Figure content listings
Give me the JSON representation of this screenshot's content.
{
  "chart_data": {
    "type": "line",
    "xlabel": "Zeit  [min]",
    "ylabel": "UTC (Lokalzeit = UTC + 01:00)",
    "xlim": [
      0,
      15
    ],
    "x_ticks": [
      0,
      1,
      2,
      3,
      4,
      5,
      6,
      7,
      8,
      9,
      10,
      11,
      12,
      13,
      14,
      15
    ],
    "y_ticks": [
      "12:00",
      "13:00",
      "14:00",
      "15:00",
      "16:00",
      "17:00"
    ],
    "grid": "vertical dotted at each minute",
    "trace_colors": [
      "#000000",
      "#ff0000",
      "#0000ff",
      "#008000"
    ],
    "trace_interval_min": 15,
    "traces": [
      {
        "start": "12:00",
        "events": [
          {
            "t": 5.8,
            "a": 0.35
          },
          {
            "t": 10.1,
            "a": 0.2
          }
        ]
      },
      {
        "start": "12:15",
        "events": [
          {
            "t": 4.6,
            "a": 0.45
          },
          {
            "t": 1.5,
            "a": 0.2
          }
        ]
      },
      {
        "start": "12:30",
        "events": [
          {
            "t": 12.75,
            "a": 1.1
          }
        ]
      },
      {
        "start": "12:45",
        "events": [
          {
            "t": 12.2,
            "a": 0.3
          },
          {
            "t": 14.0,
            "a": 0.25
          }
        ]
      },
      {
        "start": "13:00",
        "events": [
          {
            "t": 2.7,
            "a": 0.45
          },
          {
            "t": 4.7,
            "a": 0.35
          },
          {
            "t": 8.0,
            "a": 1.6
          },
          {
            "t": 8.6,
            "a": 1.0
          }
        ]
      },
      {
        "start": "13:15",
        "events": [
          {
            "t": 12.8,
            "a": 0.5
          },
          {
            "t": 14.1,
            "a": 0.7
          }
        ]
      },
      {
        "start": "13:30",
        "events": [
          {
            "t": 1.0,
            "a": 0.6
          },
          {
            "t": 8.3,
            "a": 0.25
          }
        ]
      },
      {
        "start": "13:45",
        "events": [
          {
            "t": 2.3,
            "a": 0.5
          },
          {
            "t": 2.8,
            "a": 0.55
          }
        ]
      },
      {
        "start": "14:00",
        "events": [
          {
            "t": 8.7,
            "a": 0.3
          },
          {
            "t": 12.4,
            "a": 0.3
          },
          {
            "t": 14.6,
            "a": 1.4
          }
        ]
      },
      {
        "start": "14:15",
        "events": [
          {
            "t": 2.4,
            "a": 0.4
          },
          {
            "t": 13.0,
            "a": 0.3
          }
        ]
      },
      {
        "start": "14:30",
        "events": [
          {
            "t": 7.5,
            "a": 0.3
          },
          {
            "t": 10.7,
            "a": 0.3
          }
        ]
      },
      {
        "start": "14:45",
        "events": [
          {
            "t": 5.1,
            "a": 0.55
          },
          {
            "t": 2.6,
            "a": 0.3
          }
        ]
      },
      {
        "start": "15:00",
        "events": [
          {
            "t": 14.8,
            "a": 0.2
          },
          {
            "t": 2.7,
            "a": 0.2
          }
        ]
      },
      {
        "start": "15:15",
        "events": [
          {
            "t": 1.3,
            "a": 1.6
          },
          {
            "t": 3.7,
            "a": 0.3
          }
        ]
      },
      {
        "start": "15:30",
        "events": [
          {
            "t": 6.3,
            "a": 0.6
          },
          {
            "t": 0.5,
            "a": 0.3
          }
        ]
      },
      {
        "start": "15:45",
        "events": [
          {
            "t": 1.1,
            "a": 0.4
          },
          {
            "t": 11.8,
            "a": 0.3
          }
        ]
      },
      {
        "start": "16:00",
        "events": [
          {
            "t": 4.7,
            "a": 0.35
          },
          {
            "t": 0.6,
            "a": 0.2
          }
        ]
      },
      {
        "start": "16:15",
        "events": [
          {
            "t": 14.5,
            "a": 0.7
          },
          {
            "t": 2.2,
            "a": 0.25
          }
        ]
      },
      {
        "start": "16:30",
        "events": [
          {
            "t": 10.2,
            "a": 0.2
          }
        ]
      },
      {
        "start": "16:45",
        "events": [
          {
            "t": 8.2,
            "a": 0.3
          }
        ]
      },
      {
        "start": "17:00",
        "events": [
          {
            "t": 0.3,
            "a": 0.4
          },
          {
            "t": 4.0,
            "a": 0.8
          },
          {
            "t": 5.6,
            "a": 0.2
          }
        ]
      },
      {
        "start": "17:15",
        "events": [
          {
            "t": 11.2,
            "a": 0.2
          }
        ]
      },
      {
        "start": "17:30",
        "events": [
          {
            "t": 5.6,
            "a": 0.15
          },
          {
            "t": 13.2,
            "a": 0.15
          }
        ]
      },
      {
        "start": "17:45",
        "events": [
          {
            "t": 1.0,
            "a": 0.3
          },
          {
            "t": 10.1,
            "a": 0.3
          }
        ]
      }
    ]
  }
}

---

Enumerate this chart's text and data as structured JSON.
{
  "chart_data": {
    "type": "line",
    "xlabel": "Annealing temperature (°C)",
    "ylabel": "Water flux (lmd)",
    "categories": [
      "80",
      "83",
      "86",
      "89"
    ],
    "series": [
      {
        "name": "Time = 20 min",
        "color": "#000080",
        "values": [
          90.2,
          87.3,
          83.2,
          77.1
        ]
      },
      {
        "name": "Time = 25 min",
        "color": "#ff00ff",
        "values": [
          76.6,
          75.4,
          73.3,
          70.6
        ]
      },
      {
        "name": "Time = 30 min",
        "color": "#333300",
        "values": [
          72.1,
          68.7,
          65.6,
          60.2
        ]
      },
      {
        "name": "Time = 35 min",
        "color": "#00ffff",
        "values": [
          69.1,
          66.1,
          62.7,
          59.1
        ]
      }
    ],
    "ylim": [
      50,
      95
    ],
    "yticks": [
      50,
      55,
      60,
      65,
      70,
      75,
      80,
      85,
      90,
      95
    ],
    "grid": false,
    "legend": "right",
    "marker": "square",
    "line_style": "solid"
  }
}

--

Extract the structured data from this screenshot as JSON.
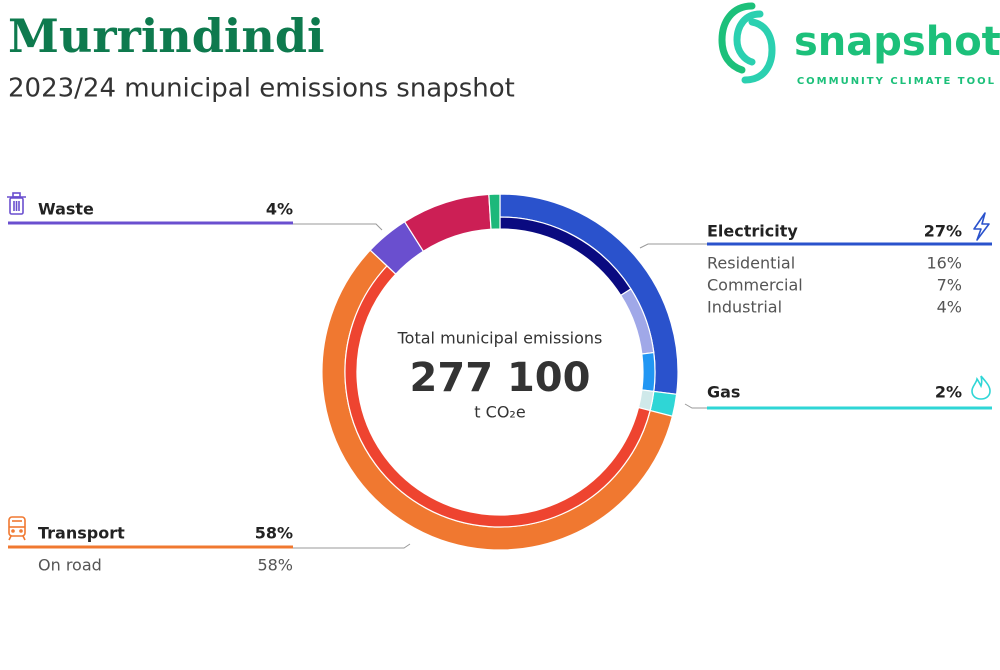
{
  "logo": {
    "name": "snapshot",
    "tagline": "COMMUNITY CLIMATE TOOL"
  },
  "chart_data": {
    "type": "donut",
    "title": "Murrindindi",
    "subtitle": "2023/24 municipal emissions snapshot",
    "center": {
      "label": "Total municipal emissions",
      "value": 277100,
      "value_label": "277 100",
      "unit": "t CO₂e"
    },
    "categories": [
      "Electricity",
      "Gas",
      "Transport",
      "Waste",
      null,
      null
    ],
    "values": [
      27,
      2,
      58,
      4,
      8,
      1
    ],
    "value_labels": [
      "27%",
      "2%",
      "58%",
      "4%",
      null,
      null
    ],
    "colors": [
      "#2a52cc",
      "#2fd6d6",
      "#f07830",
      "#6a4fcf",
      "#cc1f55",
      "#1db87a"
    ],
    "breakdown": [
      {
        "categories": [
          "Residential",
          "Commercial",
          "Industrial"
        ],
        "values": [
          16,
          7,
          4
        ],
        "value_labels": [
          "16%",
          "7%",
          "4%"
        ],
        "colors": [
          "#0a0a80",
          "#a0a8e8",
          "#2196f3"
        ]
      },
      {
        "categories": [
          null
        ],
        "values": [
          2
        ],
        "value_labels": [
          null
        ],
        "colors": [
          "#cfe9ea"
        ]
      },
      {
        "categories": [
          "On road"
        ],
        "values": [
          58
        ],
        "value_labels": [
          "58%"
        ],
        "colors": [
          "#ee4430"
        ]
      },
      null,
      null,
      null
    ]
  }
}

§ WORK REQUIRED: Identify and list each line with the word "screenshot".

§ CORRECT OUTPUT:
Give me the JSON representation of this screenshot's content.
Extract the structured data from this screenshot as JSON.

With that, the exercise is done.